** Begin PROVIDED DATA **

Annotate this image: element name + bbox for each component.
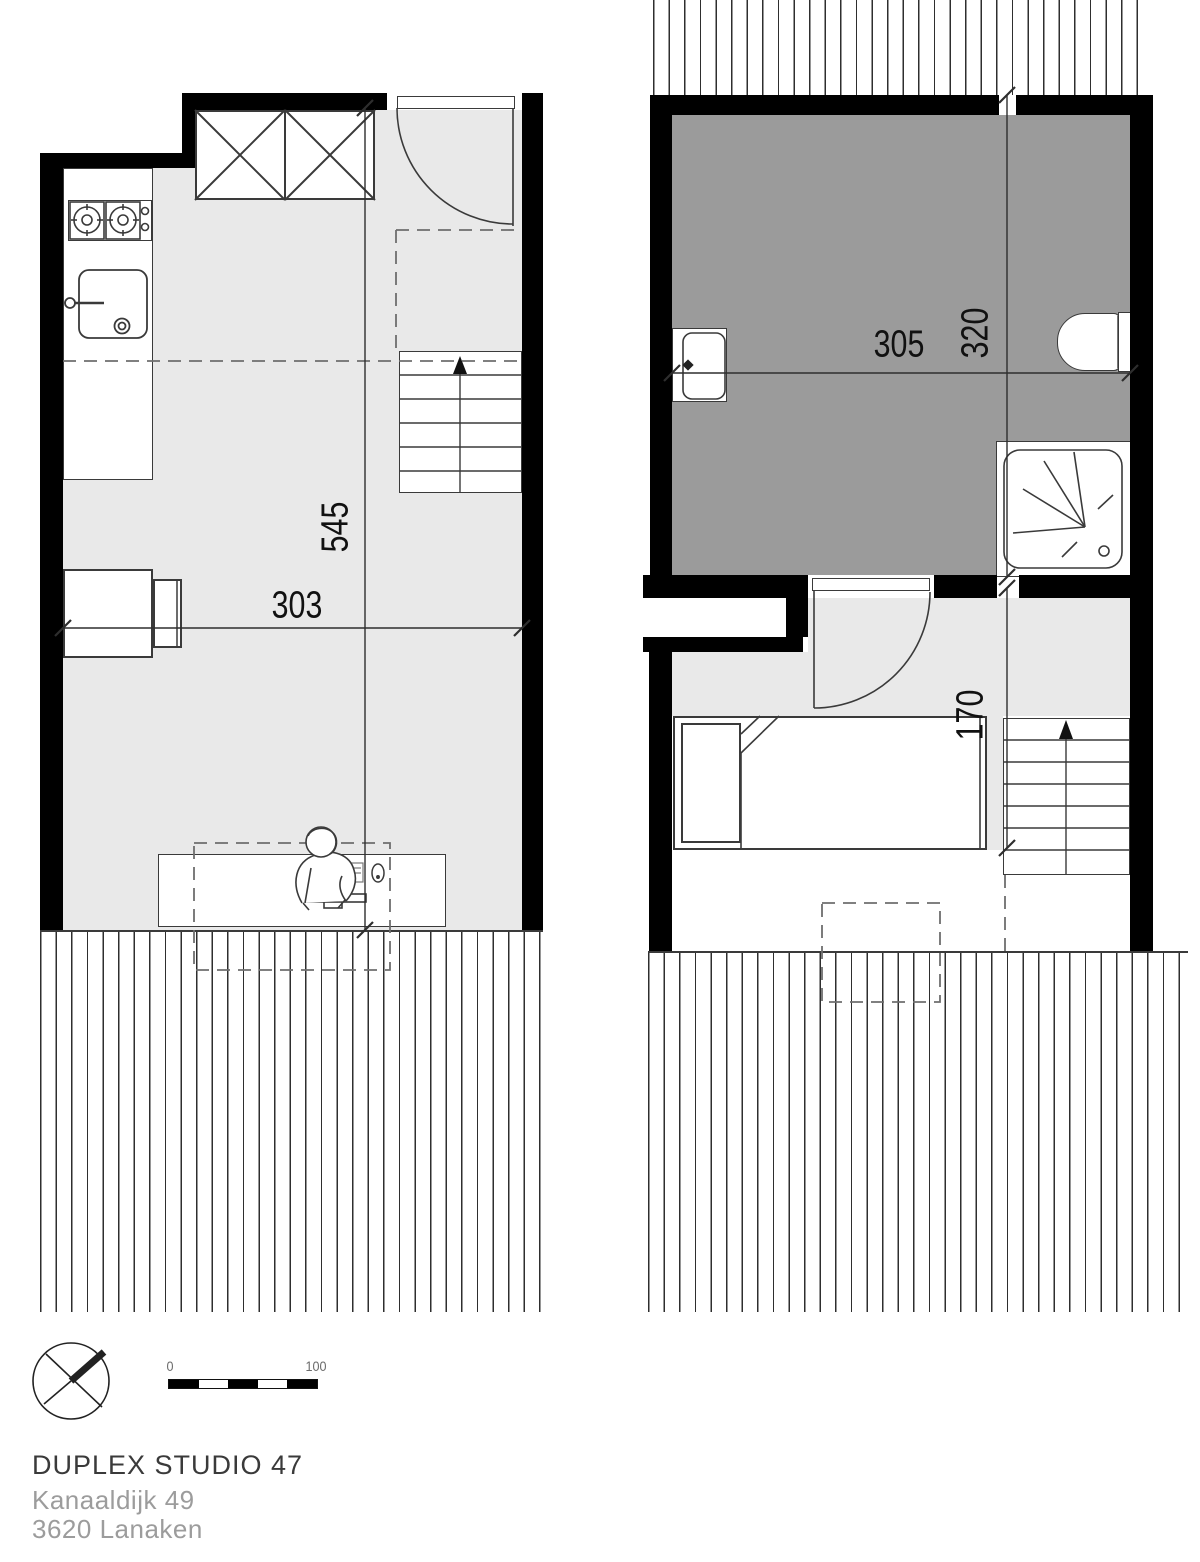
bed-upper-details [741, 716, 980, 850]
address-line-2: 3620 Lanaken [32, 1515, 303, 1544]
washbasin-icon [682, 333, 725, 399]
floor-plan-sheet: 545 303 305 320 170 0 100 DUPLEX STUDIO … [0, 0, 1200, 1562]
scale-bar [168, 1379, 318, 1389]
scale-bar-start: 0 [166, 1358, 173, 1374]
dimension-ticks-ground [55, 100, 530, 938]
north-arrow-icon [33, 1343, 109, 1419]
dim-label-303: 303 [272, 585, 323, 628]
scale-bar-end: 100 [305, 1358, 326, 1374]
address-line-1: Kanaaldijk 49 [32, 1486, 303, 1515]
dim-label-305: 305 [874, 324, 925, 367]
dashed-void-lines-upper [822, 875, 1005, 1002]
kitchen-sink-icon [65, 270, 147, 338]
entry-door-swing [397, 108, 513, 226]
mouse-icon [372, 864, 384, 882]
stairs-upper-treads [1003, 732, 1130, 875]
person-figure [296, 827, 355, 910]
stove-burners-icon [70, 202, 149, 239]
stairs-ground-treads [399, 366, 522, 493]
dimension-lines-ground [63, 108, 522, 930]
title-block: DUPLEX STUDIO 47 Kanaaldijk 49 3620 Lana… [32, 1450, 303, 1544]
stairs-upper-arrow [1059, 720, 1073, 739]
dim-label-320: 320 [955, 308, 998, 359]
stairs-ground-arrow [453, 356, 467, 374]
dim-label-170: 170 [950, 690, 993, 741]
project-title: DUPLEX STUDIO 47 [32, 1450, 303, 1481]
wardrobe-x-marks [195, 110, 375, 200]
dim-label-545: 545 [315, 502, 358, 553]
shower-icon [1004, 450, 1122, 568]
interior-door-swing [814, 591, 930, 708]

** End PROVIDED DATA **

**GOAL OF THE EXERCISE:**
Output every line of the items above as a Markdown table with the columns No. and Entry, numbering the rows and skipping blank lines. Leave the pictures out.

**CORRECT OUTPUT:**
| No. | Entry |
|---|---|
| 1 | Annotate this image: element name + bbox for each component. |
| 2 | bed-upper-details [741, 716, 980, 850] |
| 3 | address-line-2: 3620 Lanaken [32, 1515, 303, 1544] |
| 4 | washbasin-icon [682, 333, 725, 399] |
| 5 | floor-plan-sheet: 545 303 305 320 170 0 100 DUPLEX STUDIO … [0, 0, 1200, 1562] |
| 6 | scale-bar [168, 1379, 318, 1389] |
| 7 | scale-bar-start: 0 [166, 1358, 173, 1374] |
| 8 | dimension-ticks-ground [55, 100, 530, 938] |
| 9 | north-arrow-icon [33, 1343, 109, 1419] |
| 10 | dim-label-303: 303 [272, 585, 323, 628] |
| 11 | scale-bar-end: 100 [305, 1358, 326, 1374] |
| 12 | address-line-1: Kanaaldijk 49 [32, 1486, 303, 1515] |
| 13 | dim-label-305: 305 [874, 324, 925, 367] |
| 14 | dashed-void-lines-upper [822, 875, 1005, 1002] |
| 15 | kitchen-sink-icon [65, 270, 147, 338] |
| 16 | entry-door-swing [397, 108, 513, 226] |
| 17 | mouse-icon [372, 864, 384, 882] |
| 18 | stairs-upper-treads [1003, 732, 1130, 875] |
| 19 | person-figure [296, 827, 355, 910] |
| 20 | stove-burners-icon [70, 202, 149, 239] |
| 21 | stairs-ground-treads [399, 366, 522, 493] |
| 22 | dimension-lines-ground [63, 108, 522, 930] |
| 23 | title-block: DUPLEX STUDIO 47 Kanaaldijk 49 3620 Lana… [32, 1450, 303, 1544] |
| 24 | stairs-upper-arrow [1059, 720, 1073, 739] |
| 25 | dim-label-320: 320 [955, 308, 998, 359] |
| 26 | stairs-ground-arrow [453, 356, 467, 374] |
| 27 | dim-label-170: 170 [950, 690, 993, 741] |
| 28 | project-title: DUPLEX STUDIO 47 [32, 1450, 303, 1481] |
| 29 | wardrobe-x-marks [195, 110, 375, 200] |
| 30 | dim-label-545: 545 [315, 502, 358, 553] |
| 31 | shower-icon [1004, 450, 1122, 568] |
| 32 | interior-door-swing [814, 591, 930, 708] |